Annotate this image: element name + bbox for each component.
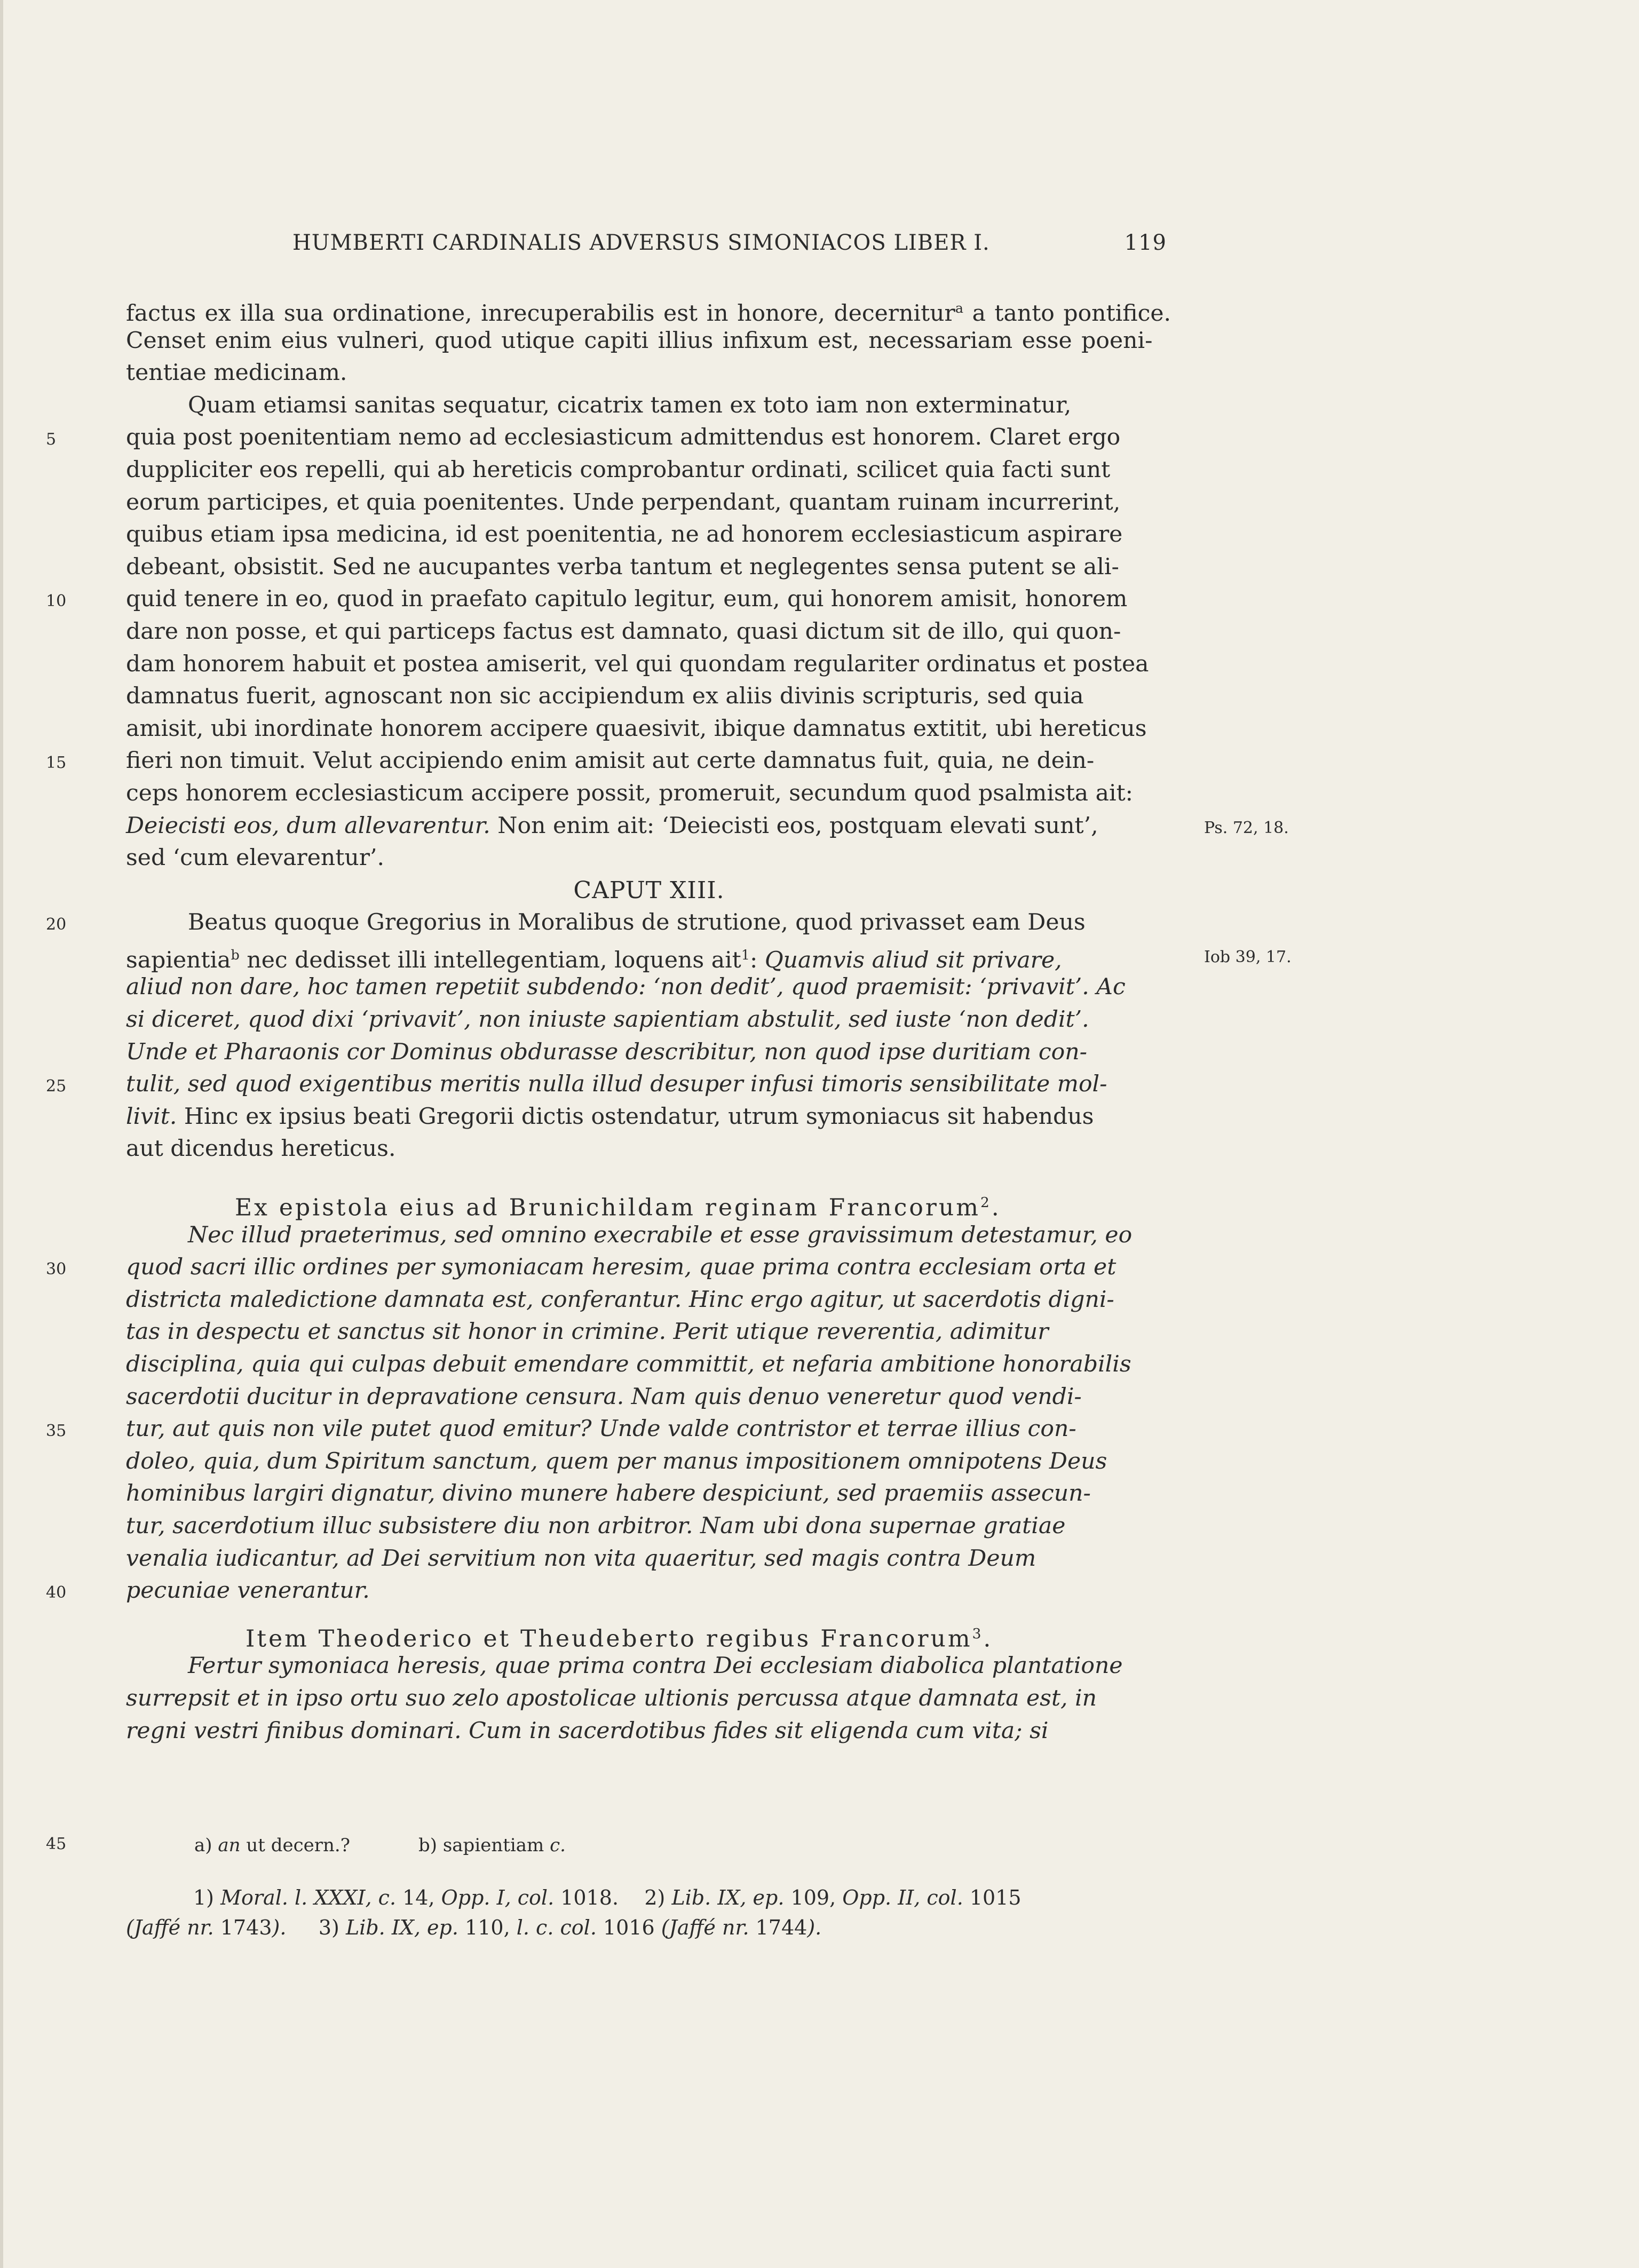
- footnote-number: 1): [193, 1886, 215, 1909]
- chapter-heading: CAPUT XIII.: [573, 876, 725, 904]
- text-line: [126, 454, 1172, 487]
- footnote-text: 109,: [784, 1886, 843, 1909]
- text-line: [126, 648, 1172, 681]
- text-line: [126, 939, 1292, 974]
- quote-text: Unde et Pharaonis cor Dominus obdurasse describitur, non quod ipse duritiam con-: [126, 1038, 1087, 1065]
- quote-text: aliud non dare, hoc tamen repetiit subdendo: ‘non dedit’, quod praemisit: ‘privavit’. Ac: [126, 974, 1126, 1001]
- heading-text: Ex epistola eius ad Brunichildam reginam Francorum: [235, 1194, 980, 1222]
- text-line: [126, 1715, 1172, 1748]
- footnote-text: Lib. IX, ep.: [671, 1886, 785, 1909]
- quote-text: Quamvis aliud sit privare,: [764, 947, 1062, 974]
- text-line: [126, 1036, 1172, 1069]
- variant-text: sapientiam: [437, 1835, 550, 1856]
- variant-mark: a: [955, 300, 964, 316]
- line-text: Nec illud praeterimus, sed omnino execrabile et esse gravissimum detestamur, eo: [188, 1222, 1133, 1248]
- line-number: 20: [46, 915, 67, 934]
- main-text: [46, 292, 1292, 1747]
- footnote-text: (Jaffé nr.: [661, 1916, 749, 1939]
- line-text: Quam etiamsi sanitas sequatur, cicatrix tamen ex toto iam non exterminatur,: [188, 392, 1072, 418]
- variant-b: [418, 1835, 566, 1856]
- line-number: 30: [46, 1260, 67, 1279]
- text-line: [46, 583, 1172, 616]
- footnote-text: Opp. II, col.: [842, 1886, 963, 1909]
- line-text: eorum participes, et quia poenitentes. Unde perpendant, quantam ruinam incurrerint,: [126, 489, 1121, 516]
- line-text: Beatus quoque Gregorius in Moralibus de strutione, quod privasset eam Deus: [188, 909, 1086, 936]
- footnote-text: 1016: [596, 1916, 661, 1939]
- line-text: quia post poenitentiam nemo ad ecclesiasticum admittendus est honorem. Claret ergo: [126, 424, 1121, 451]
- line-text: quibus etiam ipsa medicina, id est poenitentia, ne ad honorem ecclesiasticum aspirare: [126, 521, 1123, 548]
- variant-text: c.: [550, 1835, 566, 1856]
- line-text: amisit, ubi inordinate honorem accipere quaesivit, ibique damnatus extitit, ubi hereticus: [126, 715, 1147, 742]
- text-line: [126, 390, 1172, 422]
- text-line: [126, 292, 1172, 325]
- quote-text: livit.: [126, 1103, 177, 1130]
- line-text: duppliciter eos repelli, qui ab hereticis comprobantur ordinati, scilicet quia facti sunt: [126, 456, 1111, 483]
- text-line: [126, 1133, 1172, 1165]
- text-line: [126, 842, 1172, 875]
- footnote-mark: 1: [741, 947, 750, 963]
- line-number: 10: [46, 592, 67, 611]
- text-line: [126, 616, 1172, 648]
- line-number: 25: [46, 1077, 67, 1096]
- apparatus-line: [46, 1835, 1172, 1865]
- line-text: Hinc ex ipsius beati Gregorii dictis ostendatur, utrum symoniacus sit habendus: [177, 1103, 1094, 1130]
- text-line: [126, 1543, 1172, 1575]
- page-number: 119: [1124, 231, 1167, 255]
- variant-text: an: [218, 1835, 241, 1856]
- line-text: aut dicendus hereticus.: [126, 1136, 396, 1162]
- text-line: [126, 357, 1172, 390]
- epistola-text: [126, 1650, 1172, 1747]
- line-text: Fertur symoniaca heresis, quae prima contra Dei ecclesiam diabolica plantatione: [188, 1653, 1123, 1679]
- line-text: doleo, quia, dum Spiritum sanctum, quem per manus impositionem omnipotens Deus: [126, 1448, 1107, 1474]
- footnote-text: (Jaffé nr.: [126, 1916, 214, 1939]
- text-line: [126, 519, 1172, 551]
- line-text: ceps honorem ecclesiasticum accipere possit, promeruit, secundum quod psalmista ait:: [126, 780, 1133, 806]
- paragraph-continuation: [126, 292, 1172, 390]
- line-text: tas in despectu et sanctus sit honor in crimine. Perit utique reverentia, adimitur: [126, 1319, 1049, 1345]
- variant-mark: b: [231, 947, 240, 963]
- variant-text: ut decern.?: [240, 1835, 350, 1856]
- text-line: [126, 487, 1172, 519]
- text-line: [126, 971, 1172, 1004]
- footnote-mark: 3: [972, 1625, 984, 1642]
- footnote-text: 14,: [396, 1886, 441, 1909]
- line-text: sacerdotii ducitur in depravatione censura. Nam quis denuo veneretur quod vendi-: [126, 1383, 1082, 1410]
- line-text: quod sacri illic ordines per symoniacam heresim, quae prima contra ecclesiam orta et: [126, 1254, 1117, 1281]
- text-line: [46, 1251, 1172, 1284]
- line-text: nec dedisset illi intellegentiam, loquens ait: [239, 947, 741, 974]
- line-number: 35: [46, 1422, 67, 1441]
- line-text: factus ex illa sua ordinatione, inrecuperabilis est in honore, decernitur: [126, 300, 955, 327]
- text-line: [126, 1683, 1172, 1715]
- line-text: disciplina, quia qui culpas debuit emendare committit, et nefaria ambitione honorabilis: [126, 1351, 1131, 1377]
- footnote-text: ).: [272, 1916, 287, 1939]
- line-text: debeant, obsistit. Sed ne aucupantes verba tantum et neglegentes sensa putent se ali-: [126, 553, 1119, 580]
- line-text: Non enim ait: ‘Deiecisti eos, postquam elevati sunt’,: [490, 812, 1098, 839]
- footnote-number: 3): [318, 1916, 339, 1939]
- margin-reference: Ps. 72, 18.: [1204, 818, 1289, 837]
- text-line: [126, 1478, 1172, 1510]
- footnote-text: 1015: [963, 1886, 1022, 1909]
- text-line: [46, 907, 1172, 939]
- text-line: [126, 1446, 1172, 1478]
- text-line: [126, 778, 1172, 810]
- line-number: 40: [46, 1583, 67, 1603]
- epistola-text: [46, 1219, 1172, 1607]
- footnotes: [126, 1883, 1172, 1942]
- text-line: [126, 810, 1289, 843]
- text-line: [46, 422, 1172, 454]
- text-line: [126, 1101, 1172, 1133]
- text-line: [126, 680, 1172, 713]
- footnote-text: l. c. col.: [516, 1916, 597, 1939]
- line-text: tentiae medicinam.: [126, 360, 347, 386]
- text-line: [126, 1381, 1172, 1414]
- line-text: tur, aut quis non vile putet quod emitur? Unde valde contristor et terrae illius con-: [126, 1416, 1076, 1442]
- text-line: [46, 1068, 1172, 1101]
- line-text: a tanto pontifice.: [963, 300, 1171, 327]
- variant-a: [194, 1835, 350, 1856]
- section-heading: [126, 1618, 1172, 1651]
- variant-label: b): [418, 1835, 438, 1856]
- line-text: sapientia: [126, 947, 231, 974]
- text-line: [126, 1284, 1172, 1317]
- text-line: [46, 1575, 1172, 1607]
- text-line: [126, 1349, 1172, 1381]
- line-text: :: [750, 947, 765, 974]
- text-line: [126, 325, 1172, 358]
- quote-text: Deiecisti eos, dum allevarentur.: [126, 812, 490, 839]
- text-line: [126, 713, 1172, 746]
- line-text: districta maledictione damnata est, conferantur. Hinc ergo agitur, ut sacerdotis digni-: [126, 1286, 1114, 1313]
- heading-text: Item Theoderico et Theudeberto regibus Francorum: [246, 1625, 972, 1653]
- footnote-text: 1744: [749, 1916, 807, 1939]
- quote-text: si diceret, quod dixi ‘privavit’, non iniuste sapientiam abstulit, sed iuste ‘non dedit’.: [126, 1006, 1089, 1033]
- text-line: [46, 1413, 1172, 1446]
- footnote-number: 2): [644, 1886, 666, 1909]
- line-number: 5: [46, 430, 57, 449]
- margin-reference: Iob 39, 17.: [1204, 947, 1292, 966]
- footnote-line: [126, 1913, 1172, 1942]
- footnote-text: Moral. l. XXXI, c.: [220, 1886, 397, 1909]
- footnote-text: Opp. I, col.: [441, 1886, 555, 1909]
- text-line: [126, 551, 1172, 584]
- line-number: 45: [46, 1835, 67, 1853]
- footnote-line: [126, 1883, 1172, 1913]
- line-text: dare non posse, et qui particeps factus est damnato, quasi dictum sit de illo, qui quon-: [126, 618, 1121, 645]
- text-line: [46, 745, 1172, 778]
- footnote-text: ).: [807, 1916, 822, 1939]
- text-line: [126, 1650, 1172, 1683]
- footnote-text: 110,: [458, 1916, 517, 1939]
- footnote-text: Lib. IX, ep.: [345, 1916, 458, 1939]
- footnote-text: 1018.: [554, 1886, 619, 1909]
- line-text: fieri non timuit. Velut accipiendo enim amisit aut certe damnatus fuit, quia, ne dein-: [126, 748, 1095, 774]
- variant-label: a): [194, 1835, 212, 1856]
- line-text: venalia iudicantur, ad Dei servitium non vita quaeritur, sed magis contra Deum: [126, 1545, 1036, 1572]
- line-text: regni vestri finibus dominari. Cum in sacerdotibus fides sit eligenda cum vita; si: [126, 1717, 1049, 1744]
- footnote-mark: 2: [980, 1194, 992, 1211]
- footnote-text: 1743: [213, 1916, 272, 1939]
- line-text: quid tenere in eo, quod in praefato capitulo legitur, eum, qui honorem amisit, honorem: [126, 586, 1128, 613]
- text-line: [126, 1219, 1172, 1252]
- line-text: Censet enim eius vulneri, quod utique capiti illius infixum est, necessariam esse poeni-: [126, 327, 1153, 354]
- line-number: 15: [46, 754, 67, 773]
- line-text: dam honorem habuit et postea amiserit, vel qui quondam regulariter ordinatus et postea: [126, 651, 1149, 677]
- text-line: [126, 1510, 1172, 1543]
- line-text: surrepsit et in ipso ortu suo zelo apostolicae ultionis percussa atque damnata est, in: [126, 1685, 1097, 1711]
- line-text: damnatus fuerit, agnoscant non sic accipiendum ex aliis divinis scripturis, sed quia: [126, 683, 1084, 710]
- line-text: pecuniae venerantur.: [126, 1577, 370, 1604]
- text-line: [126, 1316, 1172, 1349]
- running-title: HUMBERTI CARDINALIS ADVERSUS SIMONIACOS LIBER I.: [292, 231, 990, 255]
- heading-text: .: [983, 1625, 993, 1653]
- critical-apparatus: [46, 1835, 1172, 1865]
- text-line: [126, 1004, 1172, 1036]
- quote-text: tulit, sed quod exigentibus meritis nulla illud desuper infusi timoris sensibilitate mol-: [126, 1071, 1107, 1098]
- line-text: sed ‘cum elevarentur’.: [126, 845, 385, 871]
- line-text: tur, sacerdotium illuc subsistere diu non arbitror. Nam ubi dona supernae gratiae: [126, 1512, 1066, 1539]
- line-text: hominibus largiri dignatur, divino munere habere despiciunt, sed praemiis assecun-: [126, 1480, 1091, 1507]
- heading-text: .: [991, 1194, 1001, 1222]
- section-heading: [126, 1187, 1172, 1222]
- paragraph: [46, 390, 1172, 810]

══════

Extract every line in the rows above that contains the word "Deiecisti".

- line-text: Non enim ait: ‘Deiecisti eos, postquam elevati sunt’,: [490, 812, 1098, 839]
- quote-text: Deiecisti eos, dum allevarentur.: [126, 812, 490, 839]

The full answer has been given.